▶ The task
All lines in the data bearing the string "into" should be identified and copied.

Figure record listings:
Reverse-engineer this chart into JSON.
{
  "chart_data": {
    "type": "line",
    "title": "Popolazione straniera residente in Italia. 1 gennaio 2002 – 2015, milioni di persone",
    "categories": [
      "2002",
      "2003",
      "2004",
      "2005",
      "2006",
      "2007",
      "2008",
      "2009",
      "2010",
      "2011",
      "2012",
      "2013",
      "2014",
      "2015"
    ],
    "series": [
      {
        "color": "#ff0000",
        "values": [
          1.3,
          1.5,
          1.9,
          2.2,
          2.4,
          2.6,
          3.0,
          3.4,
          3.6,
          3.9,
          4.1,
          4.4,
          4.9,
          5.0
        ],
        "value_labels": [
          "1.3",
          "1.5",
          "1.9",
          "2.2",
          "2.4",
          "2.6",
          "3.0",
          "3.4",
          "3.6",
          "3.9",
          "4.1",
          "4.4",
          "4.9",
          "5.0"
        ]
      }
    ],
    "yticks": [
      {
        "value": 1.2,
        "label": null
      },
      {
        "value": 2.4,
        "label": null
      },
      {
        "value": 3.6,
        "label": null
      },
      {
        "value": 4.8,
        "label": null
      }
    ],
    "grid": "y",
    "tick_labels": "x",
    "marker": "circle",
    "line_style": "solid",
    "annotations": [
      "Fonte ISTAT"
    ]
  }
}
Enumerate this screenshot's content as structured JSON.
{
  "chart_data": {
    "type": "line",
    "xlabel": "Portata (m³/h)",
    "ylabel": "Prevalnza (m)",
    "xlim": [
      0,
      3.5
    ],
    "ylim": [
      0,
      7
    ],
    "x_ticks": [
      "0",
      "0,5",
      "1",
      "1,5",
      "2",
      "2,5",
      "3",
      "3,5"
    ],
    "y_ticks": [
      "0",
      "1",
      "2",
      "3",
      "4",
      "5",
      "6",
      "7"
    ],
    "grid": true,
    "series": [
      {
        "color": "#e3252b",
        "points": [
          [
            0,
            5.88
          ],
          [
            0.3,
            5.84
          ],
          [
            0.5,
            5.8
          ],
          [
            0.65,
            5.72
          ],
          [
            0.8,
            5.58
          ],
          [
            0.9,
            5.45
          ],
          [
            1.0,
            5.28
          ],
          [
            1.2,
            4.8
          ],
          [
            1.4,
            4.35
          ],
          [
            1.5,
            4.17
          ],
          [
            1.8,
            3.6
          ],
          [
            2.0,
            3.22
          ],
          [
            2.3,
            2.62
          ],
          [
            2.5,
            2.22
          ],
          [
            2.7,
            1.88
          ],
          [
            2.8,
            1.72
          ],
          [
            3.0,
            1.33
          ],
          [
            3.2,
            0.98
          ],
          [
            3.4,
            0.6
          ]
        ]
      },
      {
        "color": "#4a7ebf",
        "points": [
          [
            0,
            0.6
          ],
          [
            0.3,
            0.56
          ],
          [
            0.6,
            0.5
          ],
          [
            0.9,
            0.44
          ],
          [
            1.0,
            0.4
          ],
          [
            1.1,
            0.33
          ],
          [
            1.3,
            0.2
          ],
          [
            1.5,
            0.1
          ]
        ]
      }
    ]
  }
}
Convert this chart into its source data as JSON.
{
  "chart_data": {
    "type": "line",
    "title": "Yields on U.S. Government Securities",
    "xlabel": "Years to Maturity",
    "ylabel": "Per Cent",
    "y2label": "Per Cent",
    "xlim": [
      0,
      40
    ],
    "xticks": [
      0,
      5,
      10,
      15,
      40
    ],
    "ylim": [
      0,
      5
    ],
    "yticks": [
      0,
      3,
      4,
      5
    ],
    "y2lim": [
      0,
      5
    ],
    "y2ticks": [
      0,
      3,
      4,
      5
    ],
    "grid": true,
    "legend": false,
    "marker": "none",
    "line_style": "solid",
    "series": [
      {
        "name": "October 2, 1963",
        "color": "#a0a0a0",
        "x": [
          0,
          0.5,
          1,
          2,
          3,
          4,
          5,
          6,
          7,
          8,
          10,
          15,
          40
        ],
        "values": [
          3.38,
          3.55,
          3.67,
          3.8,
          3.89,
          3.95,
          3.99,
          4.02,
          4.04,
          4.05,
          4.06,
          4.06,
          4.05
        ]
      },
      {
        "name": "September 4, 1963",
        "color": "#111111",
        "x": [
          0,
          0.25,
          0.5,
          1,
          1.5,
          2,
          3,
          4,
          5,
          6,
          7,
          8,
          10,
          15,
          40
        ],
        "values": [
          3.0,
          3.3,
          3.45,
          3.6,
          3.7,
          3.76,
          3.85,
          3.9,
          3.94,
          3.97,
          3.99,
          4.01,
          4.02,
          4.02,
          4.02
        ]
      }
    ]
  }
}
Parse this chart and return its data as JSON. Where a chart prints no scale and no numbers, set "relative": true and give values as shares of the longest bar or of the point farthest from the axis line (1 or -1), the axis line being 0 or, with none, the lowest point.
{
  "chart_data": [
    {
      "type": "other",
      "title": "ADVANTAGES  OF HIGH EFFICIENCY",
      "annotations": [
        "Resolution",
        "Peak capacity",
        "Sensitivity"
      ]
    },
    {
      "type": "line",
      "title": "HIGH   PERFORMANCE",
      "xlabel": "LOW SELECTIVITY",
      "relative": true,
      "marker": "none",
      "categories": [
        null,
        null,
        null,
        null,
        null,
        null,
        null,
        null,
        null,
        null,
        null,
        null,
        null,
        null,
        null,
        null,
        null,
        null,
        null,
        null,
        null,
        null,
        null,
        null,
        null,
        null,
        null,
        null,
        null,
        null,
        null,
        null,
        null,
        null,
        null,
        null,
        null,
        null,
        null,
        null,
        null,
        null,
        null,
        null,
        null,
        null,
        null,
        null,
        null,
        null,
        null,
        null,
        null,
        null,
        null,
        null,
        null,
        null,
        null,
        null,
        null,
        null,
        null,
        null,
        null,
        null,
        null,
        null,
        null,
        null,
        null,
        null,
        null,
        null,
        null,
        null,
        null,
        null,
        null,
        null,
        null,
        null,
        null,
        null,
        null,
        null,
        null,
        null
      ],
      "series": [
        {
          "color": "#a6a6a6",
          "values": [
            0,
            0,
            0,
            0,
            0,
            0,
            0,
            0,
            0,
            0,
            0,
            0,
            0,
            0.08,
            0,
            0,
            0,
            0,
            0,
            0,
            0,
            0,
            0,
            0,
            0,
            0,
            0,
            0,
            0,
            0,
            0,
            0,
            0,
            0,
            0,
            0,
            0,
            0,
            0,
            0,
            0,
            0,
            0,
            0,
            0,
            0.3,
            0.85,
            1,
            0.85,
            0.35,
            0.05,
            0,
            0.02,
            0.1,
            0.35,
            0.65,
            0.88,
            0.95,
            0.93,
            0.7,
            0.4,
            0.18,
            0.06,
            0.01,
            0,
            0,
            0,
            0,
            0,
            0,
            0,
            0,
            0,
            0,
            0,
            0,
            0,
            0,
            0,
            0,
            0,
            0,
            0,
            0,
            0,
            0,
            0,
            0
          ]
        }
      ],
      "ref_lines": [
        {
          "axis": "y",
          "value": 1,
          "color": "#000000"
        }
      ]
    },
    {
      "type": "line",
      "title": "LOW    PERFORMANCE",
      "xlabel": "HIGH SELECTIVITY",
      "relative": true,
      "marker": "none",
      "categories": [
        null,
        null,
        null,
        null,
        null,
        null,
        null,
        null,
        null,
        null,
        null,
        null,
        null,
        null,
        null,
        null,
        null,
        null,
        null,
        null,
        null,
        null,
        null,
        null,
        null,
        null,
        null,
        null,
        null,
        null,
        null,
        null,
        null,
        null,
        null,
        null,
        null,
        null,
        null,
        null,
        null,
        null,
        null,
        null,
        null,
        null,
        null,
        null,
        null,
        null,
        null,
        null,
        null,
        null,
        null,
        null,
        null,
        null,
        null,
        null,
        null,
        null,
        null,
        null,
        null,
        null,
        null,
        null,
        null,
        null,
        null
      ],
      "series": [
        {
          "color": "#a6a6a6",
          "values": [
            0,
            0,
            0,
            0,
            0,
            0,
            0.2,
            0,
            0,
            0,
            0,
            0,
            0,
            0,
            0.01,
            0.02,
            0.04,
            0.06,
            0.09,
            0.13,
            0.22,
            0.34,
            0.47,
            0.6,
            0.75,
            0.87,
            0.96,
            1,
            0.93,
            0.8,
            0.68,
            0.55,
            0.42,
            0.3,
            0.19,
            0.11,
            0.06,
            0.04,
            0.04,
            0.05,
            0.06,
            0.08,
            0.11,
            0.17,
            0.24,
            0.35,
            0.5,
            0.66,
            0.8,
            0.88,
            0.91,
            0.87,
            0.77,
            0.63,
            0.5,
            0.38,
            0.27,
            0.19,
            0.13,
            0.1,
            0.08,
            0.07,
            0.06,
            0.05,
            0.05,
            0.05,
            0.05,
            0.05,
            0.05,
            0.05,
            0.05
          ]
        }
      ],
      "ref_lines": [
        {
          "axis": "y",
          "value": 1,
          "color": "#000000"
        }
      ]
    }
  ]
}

▶ Response
Reverse-engineer this chart into JSON.
Convert this chart into its source data as JSON.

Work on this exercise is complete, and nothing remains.